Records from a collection
---

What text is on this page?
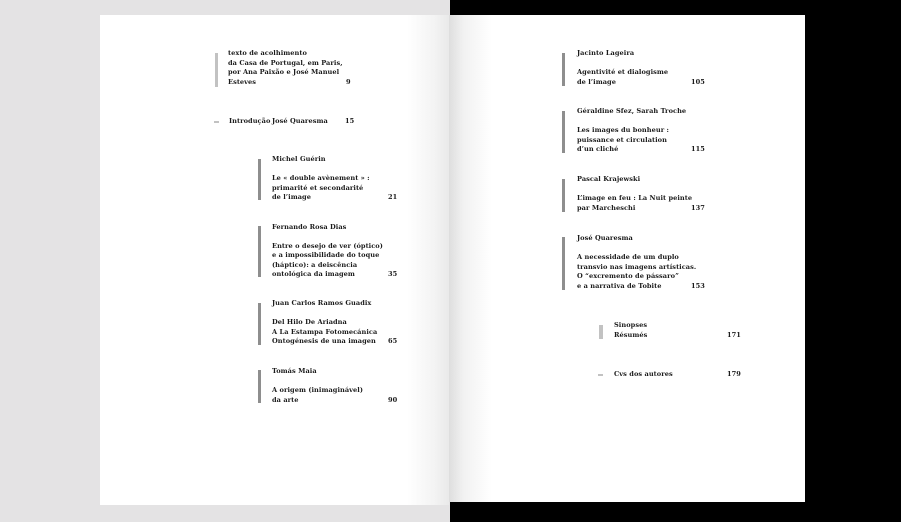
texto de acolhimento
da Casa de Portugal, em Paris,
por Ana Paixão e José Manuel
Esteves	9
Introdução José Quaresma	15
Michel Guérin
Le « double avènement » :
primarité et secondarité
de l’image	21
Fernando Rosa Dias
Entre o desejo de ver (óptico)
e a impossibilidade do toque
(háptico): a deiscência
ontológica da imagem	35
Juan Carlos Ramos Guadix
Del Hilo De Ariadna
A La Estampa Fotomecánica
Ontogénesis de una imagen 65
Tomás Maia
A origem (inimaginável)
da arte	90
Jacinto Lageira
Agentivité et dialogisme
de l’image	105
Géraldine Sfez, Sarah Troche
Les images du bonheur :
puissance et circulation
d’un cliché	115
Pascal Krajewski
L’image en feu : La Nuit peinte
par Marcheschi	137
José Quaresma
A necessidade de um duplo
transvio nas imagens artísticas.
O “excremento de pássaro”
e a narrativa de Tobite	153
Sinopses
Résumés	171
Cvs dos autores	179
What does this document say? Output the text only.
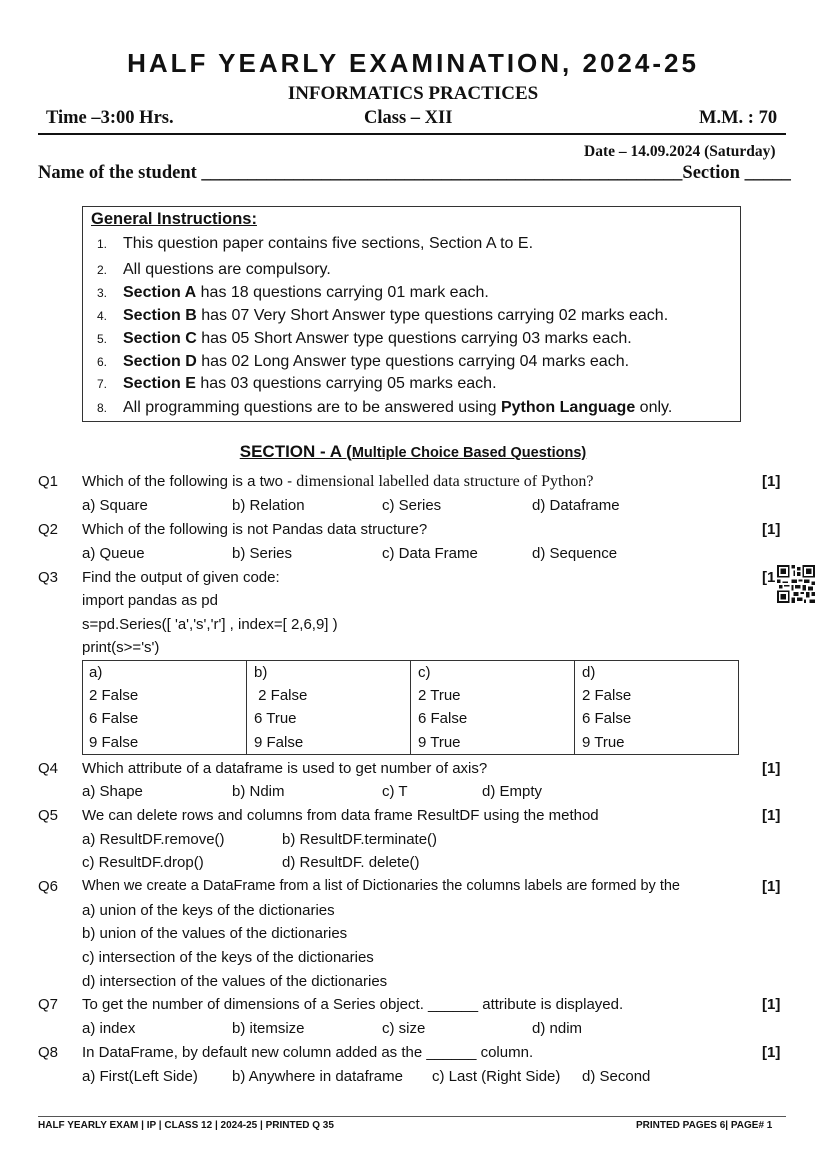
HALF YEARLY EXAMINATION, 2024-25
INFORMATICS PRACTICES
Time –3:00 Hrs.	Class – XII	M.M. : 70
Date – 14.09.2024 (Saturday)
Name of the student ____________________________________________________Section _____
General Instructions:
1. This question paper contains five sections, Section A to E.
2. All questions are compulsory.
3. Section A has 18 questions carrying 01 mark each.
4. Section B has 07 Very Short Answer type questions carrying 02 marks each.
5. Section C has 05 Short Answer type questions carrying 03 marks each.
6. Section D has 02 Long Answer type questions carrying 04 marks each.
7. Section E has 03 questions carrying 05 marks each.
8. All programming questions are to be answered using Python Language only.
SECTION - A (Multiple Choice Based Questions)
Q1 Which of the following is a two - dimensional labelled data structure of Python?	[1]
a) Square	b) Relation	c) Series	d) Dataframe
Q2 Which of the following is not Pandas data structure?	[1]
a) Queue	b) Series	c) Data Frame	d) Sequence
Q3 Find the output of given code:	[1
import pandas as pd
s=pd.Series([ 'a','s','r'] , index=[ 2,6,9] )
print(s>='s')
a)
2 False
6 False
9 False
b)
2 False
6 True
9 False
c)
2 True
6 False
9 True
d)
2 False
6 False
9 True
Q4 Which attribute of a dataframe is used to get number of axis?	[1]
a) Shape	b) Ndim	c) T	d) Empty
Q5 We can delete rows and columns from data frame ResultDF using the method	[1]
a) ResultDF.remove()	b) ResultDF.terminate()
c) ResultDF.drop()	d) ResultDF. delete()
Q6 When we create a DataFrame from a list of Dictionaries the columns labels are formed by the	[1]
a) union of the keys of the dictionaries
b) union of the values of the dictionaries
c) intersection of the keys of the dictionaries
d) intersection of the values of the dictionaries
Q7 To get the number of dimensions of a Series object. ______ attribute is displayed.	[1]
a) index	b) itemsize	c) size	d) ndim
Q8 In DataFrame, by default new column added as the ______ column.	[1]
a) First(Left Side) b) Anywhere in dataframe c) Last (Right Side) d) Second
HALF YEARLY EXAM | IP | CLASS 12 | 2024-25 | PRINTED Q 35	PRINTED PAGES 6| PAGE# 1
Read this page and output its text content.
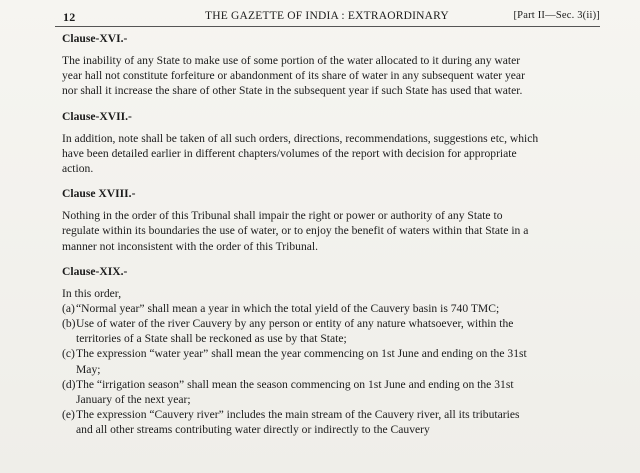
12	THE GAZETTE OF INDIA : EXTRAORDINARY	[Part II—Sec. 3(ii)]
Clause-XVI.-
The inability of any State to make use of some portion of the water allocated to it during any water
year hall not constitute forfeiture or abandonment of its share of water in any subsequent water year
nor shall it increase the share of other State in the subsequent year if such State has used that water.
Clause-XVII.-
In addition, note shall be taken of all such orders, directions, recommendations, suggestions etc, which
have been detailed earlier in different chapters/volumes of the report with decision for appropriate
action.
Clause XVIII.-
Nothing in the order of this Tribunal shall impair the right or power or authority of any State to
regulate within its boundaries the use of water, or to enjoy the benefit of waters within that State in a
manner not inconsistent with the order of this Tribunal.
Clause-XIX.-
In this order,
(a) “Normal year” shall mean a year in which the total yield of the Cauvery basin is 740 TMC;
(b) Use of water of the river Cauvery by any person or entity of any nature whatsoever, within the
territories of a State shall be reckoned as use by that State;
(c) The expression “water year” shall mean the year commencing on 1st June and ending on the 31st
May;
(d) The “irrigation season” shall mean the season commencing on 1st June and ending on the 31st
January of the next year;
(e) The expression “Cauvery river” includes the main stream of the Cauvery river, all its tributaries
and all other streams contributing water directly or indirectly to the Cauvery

---

### Given instruction
Every line above should be returned word for word, with the pictures left behind.

### Expected answer
What text is on this page?
texto de acolhimento
da Casa de Portugal, em Paris,
por Ana Paixão e José Manuel
Esteves	9
Introdução José Quaresma	15
Michel Guérin
Le « double avènement » :
primarité et secondarité
de l’image	21
Fernando Rosa Dias
Entre o desejo de ver (óptico)
e a impossibilidade do toque
(háptico): a deiscência
ontológica da imagem	35
Juan Carlos Ramos Guadix
Del Hilo De Ariadna
A La Estampa Fotomecánica
Ontogénesis de una imagen 65
Tomás Maia
A origem (inimaginável)
da arte	90
Jacinto Lageira
Agentivité et dialogisme
de l’image	105
Géraldine Sfez, Sarah Troche
Les images du bonheur :
puissance et circulation
d’un cliché	115
Pascal Krajewski
L’image en feu : La Nuit peinte
par Marcheschi	137
José Quaresma
A necessidade de um duplo
transvio nas imagens artísticas.
O “excremento de pássaro”
e a narrativa de Tobite	153
Sinopses
Résumés	171
Cvs dos autores	179
What does this document say? Output the text only.
HALF YEARLY EXAMINATION, 2024-25
INFORMATICS PRACTICES
Time –3:00 Hrs.	Class – XII	M.M. : 70
Date – 14.09.2024 (Saturday)
Name of the student ____________________________________________________Section _____
General Instructions:
1. This question paper contains five sections, Section A to E.
2. All questions are compulsory.
3. Section A has 18 questions carrying 01 mark each.
4. Section B has 07 Very Short Answer type questions carrying 02 marks each.
5. Section C has 05 Short Answer type questions carrying 03 marks each.
6. Section D has 02 Long Answer type questions carrying 04 marks each.
7. Section E has 03 questions carrying 05 marks each.
8. All programming questions are to be answered using Python Language only.
SECTION - A (Multiple Choice Based Questions)
Q1 Which of the following is a two - dimensional labelled data structure of Python?	[1]
a) Square	b) Relation	c) Series	d) Dataframe
Q2 Which of the following is not Pandas data structure?	[1]
a) Queue	b) Series	c) Data Frame	d) Sequence
Q3 Find the output of given code:	[1
import pandas as pd
s=pd.Series([ 'a','s','r'] , index=[ 2,6,9] )
print(s>='s')
a)
2 False
6 False
9 False
b)
2 False
6 True
9 False
c)
2 True
6 False
9 True
d)
2 False
6 False
9 True
Q4 Which attribute of a dataframe is used to get number of axis?	[1]
a) Shape	b) Ndim	c) T	d) Empty
Q5 We can delete rows and columns from data frame ResultDF using the method	[1]
a) ResultDF.remove()	b) ResultDF.terminate()
c) ResultDF.drop()	d) ResultDF. delete()
Q6 When we create a DataFrame from a list of Dictionaries the columns labels are formed by the	[1]
a) union of the keys of the dictionaries
b) union of the values of the dictionaries
c) intersection of the keys of the dictionaries
d) intersection of the values of the dictionaries
Q7 To get the number of dimensions of a Series object. ______ attribute is displayed.	[1]
a) index	b) itemsize	c) size	d) ndim
Q8 In DataFrame, by default new column added as the ______ column.	[1]
a) First(Left Side) b) Anywhere in dataframe c) Last (Right Side) d) Second
HALF YEARLY EXAM | IP | CLASS 12 | 2024-25 | PRINTED Q 35	PRINTED PAGES 6| PAGE# 1
Read this page and output its text content.
12	THE GAZETTE OF INDIA : EXTRAORDINARY	[Part II—Sec. 3(ii)]
Clause-XVI.-
The inability of any State to make use of some portion of the water allocated to it during any water
year hall not constitute forfeiture or abandonment of its share of water in any subsequent water year
nor shall it increase the share of other State in the subsequent year if such State has used that water.
Clause-XVII.-
In addition, note shall be taken of all such orders, directions, recommendations, suggestions etc, which
have been detailed earlier in different chapters/volumes of the report with decision for appropriate
action.
Clause XVIII.-
Nothing in the order of this Tribunal shall impair the right or power or authority of any State to
regulate within its boundaries the use of water, or to enjoy the benefit of waters within that State in a
manner not inconsistent with the order of this Tribunal.
Clause-XIX.-
In this order,
(a) “Normal year” shall mean a year in which the total yield of the Cauvery basin is 740 TMC;
(b) Use of water of the river Cauvery by any person or entity of any nature whatsoever, within the
territories of a State shall be reckoned as use by that State;
(c) The expression “water year” shall mean the year commencing on 1st June and ending on the 31st
May;
(d) The “irrigation season” shall mean the season commencing on 1st June and ending on the 31st
January of the next year;
(e) The expression “Cauvery river” includes the main stream of the Cauvery river, all its tributaries
and all other streams contributing water directly or indirectly to the Cauvery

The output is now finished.